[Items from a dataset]
◆ ◆ ◆

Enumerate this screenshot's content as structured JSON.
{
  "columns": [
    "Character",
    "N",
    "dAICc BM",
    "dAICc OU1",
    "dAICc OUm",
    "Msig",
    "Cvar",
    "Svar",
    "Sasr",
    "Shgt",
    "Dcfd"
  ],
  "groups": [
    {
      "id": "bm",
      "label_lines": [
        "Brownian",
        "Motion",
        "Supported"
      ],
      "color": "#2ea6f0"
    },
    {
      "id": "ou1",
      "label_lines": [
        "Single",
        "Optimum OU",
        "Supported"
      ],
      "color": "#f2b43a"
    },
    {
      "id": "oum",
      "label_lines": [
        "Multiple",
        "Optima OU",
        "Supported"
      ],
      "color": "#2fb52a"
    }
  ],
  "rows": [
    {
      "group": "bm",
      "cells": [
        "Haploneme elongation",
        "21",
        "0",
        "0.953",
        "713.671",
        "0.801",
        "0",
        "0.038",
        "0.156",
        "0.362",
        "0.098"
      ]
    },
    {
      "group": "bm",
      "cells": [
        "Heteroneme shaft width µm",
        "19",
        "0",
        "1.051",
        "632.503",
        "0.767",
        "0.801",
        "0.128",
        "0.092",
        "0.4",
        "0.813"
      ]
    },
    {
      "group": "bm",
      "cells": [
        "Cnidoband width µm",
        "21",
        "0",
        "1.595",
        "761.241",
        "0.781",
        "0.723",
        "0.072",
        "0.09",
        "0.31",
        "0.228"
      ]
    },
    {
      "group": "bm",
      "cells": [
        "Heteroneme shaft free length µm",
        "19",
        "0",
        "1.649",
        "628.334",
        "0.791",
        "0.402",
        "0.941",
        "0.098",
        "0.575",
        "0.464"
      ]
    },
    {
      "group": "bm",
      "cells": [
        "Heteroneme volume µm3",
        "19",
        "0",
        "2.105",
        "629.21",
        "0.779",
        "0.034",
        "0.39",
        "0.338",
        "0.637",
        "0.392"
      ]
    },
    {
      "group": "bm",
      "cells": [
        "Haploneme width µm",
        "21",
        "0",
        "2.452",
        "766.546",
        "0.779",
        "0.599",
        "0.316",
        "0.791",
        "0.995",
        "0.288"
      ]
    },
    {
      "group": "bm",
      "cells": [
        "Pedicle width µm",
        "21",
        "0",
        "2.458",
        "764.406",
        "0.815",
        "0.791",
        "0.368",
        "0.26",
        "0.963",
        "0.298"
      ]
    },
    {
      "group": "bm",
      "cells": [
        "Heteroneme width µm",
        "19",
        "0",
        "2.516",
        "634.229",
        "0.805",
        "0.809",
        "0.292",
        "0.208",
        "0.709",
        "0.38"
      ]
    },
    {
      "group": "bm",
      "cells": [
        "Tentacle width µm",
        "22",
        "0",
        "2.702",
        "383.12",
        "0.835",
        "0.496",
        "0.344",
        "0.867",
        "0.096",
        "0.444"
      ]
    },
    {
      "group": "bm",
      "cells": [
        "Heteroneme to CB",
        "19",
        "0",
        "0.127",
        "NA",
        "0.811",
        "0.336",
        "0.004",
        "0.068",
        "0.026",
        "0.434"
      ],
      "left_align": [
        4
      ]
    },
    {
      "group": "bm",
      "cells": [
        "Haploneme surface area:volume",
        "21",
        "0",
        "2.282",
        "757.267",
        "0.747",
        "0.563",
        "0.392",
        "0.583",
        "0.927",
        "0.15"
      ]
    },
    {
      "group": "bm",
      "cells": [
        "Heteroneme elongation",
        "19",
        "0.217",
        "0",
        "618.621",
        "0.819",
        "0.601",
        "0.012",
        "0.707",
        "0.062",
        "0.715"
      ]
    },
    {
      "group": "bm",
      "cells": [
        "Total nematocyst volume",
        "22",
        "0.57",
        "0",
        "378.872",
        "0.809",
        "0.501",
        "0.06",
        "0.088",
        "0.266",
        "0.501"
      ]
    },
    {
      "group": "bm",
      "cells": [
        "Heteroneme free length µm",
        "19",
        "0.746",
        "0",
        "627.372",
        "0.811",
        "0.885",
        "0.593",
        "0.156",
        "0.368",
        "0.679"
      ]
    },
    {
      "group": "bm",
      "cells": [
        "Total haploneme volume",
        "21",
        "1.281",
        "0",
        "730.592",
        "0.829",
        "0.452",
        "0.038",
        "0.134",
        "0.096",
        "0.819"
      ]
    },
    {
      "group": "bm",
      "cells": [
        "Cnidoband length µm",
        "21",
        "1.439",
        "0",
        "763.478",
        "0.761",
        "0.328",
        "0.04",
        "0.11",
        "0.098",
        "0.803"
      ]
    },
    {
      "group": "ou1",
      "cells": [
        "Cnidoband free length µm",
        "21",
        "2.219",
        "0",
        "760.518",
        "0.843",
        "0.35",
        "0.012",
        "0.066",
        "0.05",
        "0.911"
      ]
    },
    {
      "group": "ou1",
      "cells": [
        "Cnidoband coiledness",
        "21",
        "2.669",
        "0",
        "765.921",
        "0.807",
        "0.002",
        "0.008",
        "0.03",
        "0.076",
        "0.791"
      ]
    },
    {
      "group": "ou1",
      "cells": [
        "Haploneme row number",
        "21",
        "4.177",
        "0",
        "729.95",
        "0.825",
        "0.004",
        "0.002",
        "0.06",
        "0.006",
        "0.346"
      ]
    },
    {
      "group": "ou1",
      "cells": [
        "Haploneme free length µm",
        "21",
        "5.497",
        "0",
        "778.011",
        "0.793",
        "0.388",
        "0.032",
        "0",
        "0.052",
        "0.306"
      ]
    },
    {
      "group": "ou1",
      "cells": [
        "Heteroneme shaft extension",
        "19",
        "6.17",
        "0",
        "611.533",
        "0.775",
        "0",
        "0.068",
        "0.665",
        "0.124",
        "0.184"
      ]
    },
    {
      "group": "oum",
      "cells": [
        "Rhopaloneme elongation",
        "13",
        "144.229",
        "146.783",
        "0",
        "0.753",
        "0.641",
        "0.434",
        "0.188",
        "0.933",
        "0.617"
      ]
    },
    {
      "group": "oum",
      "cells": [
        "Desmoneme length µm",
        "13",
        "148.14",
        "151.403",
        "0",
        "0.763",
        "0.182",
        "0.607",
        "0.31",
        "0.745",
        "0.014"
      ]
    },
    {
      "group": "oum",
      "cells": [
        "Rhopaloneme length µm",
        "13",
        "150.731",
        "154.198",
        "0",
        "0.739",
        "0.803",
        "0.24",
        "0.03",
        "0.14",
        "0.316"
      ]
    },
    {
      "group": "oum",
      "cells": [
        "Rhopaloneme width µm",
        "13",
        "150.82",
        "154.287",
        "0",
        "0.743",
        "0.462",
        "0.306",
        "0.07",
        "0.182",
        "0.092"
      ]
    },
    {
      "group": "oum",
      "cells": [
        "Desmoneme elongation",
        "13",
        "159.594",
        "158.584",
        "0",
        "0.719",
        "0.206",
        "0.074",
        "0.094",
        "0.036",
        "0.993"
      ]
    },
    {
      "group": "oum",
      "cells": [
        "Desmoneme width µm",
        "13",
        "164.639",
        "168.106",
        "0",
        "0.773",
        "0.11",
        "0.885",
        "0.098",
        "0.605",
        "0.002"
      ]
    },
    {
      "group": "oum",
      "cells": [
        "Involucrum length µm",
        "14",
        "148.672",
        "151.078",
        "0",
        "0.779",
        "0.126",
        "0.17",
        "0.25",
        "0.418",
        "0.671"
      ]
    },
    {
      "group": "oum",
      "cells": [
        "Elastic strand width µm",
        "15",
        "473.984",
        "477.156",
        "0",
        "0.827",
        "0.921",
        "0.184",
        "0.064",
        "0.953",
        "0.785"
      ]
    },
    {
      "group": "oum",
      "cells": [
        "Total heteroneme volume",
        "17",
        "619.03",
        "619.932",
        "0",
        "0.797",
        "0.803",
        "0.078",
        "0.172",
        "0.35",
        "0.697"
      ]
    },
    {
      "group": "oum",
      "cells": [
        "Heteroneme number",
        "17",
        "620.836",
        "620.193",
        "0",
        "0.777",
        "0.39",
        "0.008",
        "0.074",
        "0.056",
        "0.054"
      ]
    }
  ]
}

◆ ◆ ◆

* _WRITTEN INSTRUCTION_
Report the number of lines in the listing above that include the word "length", and nothing else.

* _ANSWER TO THE EXERCISE_
8